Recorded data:

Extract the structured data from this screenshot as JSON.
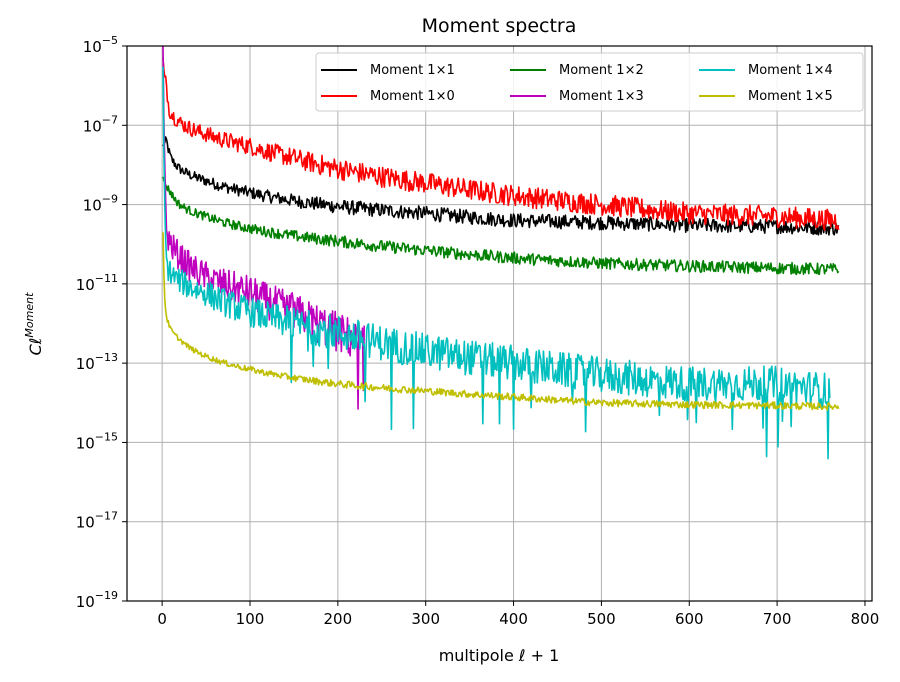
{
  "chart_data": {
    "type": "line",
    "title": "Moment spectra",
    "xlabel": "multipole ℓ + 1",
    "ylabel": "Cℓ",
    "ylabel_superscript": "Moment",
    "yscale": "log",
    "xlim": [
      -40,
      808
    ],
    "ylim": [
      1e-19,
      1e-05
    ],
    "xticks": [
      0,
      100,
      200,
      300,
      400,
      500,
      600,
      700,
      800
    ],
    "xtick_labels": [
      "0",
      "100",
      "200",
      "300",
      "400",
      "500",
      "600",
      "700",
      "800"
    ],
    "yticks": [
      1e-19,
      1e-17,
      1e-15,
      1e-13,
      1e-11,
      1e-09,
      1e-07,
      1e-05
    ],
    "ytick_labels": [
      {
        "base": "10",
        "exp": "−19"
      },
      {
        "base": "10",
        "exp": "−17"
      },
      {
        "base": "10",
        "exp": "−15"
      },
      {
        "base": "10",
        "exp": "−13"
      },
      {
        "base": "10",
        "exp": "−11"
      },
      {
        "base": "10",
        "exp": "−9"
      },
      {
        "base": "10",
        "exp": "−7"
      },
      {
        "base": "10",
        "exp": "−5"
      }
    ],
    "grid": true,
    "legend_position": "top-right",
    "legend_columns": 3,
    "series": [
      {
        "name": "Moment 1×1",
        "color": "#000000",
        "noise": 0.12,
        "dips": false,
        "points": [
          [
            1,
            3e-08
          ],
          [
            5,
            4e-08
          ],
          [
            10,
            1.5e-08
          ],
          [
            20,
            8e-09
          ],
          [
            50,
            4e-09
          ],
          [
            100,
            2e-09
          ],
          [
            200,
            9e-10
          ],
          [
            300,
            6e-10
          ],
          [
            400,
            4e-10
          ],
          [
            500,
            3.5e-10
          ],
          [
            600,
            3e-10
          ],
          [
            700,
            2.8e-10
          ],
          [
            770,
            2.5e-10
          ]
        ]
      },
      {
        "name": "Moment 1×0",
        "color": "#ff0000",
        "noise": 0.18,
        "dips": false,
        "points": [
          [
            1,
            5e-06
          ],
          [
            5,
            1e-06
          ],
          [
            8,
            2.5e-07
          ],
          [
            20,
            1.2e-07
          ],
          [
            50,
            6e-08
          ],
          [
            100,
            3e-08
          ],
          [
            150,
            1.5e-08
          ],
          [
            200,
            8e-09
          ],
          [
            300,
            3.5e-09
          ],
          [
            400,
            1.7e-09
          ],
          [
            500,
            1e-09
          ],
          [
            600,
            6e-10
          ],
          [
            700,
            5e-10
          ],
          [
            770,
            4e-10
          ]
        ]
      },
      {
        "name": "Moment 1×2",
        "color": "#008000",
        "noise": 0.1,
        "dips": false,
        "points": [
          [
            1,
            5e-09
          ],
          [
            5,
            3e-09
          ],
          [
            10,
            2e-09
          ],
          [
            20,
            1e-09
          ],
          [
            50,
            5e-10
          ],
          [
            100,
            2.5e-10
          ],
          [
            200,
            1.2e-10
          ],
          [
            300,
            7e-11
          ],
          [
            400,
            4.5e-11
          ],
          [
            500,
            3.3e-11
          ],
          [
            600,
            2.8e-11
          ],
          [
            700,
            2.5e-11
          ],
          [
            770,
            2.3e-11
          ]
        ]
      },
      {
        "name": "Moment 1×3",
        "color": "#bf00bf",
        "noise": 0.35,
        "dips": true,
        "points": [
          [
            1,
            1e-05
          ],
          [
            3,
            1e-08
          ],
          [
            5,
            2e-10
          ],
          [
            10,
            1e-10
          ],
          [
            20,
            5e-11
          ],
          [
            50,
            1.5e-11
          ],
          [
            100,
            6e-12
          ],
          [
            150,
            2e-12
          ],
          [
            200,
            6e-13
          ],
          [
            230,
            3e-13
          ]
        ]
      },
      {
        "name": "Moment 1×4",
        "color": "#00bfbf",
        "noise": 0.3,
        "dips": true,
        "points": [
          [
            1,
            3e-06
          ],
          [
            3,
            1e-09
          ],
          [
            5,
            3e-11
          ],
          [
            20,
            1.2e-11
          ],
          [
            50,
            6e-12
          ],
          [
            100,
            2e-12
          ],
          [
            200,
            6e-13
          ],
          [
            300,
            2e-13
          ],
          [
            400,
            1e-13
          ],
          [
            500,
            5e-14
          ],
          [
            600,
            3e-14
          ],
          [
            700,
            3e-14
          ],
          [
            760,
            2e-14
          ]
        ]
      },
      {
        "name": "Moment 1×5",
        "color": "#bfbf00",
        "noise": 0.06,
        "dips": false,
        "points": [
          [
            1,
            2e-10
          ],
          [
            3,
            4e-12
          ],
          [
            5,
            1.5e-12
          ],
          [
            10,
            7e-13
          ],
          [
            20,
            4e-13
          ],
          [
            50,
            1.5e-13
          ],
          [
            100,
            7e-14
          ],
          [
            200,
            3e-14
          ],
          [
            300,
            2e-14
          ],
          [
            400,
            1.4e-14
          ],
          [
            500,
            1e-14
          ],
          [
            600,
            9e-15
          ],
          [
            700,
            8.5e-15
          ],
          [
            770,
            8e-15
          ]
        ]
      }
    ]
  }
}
...
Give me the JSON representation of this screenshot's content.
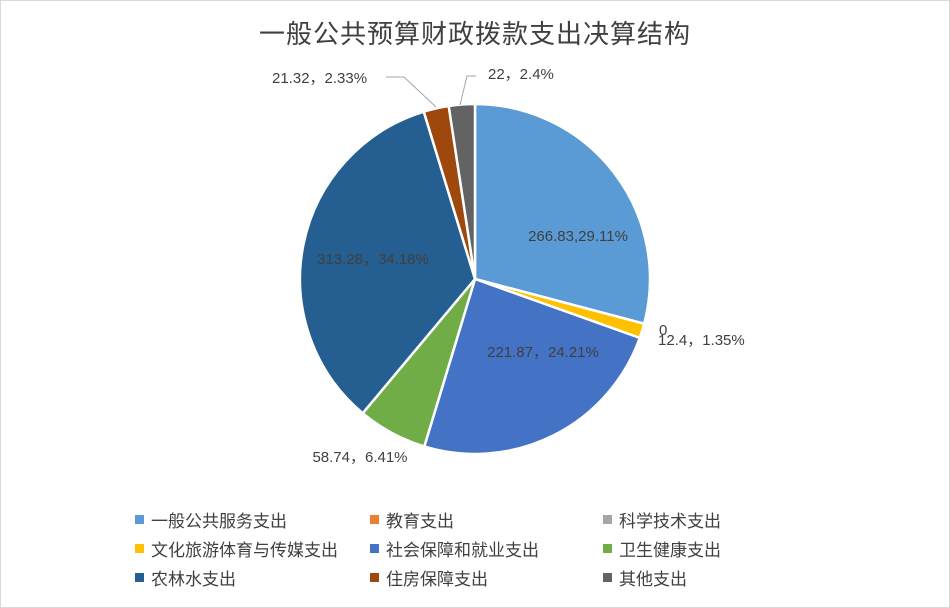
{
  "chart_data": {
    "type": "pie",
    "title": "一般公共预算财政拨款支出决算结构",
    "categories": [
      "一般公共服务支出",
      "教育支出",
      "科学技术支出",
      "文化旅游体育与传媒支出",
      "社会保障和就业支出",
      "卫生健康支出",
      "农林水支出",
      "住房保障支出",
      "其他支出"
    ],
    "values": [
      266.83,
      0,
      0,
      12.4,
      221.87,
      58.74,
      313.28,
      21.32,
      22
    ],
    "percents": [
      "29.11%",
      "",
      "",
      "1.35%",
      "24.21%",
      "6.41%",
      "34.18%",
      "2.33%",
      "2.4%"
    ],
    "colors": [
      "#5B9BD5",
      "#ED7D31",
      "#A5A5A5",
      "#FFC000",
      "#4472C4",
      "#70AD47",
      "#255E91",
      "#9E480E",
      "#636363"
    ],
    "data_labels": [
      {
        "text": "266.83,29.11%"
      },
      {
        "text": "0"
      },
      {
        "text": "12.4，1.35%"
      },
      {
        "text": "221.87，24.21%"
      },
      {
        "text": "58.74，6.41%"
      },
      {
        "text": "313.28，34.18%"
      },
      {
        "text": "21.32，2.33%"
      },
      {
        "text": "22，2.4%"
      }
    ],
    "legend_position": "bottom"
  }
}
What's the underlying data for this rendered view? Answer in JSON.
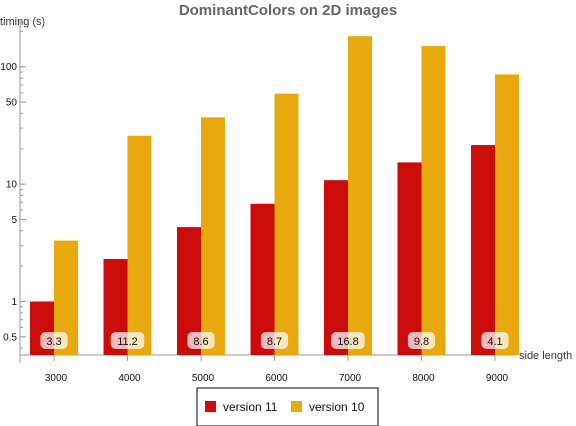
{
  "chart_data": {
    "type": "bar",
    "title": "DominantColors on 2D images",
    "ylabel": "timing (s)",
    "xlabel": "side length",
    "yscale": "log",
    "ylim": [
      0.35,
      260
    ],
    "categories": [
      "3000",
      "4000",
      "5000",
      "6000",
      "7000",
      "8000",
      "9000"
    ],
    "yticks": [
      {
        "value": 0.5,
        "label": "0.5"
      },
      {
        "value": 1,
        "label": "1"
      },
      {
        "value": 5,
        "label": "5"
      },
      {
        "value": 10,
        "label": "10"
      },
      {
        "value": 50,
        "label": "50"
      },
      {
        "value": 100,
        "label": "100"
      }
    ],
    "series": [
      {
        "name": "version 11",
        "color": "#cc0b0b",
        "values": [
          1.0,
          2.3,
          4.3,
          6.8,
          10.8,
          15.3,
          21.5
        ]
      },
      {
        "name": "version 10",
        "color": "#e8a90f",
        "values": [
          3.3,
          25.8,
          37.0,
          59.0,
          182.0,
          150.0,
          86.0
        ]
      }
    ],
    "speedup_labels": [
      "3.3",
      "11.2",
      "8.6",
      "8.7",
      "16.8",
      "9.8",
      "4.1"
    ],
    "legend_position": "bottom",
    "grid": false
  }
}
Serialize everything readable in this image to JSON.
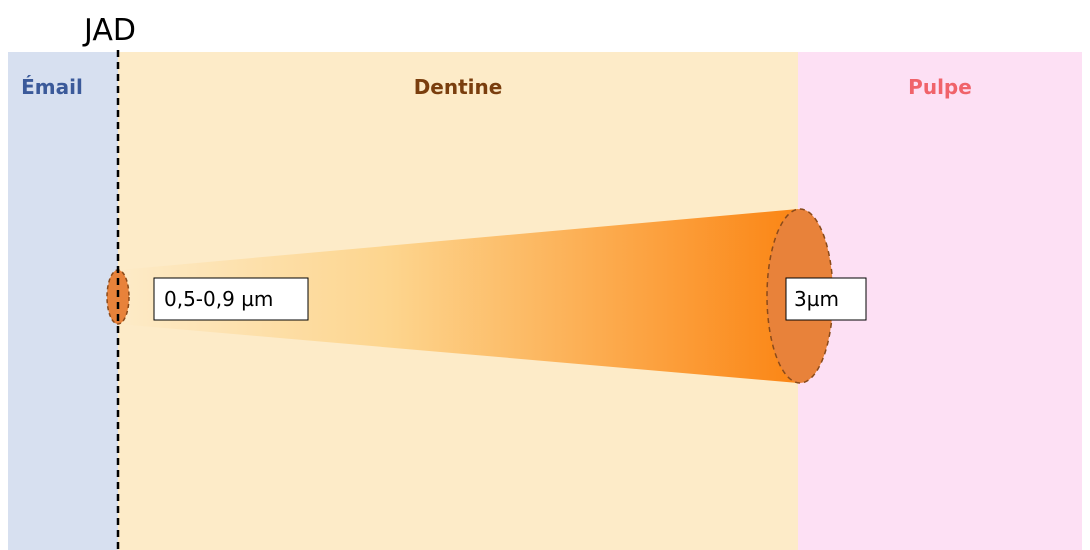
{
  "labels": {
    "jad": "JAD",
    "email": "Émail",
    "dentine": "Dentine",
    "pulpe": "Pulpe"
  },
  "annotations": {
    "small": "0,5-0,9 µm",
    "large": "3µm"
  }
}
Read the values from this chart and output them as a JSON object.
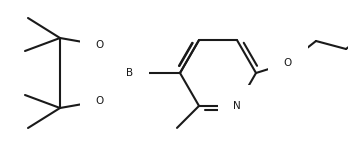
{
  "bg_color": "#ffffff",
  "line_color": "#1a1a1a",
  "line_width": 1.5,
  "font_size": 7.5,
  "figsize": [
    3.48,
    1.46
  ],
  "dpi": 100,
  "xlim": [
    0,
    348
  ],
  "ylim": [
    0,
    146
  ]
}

DIRECTION
Filter the listing above by the word "noise"; copy each line that passes.

RESPONSE TO THIS EXERCISE
        "noise": 0.12,
        "noise": 0.18,
        "noise": 0.1,
        "noise": 0.35,
        "noise": 0.3,
        "noise": 0.06,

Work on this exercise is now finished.